* **What needs to be done**: Extract the full listing below without altering a single character.

* **Record extracts**:
— start —

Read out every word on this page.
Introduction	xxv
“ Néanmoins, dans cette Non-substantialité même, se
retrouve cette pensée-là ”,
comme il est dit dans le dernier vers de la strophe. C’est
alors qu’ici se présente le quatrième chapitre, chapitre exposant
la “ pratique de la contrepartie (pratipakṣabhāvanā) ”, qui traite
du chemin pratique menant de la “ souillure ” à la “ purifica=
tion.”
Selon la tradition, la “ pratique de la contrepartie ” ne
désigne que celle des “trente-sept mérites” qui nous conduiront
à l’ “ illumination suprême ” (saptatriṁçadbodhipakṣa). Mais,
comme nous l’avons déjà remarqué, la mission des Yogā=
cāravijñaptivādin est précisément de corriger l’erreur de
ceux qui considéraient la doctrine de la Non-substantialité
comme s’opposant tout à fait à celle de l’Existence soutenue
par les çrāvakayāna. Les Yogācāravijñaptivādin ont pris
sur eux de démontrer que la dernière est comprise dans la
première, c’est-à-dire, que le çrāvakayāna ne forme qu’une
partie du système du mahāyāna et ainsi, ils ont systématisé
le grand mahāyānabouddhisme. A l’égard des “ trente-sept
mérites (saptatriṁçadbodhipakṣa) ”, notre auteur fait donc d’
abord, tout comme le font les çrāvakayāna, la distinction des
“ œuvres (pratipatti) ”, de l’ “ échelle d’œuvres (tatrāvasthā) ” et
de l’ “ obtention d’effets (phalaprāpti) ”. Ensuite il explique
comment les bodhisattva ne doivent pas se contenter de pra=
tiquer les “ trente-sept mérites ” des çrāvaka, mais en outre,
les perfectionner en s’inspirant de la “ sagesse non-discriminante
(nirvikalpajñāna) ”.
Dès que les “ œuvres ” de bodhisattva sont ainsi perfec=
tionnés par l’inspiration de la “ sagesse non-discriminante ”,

— end —

* **Answer for the task**:
Read out every word on this page.
Introduction	xxv
“ Néanmoins, dans cette Non-substantialité même, se
retrouve cette pensée-là ”,
comme il est dit dans le dernier vers de la strophe. C’est
alors qu’ici se présente le quatrième chapitre, chapitre exposant
la “ pratique de la contrepartie (pratipakṣabhāvanā) ”, qui traite
du chemin pratique menant de la “ souillure ” à la “ purifica=
tion.”
Selon la tradition, la “ pratique de la contrepartie ” ne
désigne que celle des “trente-sept mérites” qui nous conduiront
à l’ “ illumination suprême ” (saptatriṁçadbodhipakṣa). Mais,
comme nous l’avons déjà remarqué, la mission des Yogā=
cāravijñaptivādin est précisément de corriger l’erreur de
ceux qui considéraient la doctrine de la Non-substantialité
comme s’opposant tout à fait à celle de l’Existence soutenue
par les çrāvakayāna. Les Yogācāravijñaptivādin ont pris
sur eux de démontrer que la dernière est comprise dans la
première, c’est-à-dire, que le çrāvakayāna ne forme qu’une
partie du système du mahāyāna et ainsi, ils ont systématisé
le grand mahāyānabouddhisme. A l’égard des “ trente-sept
mérites (saptatriṁçadbodhipakṣa) ”, notre auteur fait donc d’
abord, tout comme le font les çrāvakayāna, la distinction des
“ œuvres (pratipatti) ”, de l’ “ échelle d’œuvres (tatrāvasthā) ” et
de l’ “ obtention d’effets (phalaprāpti) ”. Ensuite il explique
comment les bodhisattva ne doivent pas se contenter de pra=
tiquer les “ trente-sept mérites ” des çrāvaka, mais en outre,
les perfectionner en s’inspirant de la “ sagesse non-discriminante
(nirvikalpajñāna) ”.
Dès que les “ œuvres ” de bodhisattva sont ainsi perfec=
tionnés par l’inspiration de la “ sagesse non-discriminante ”,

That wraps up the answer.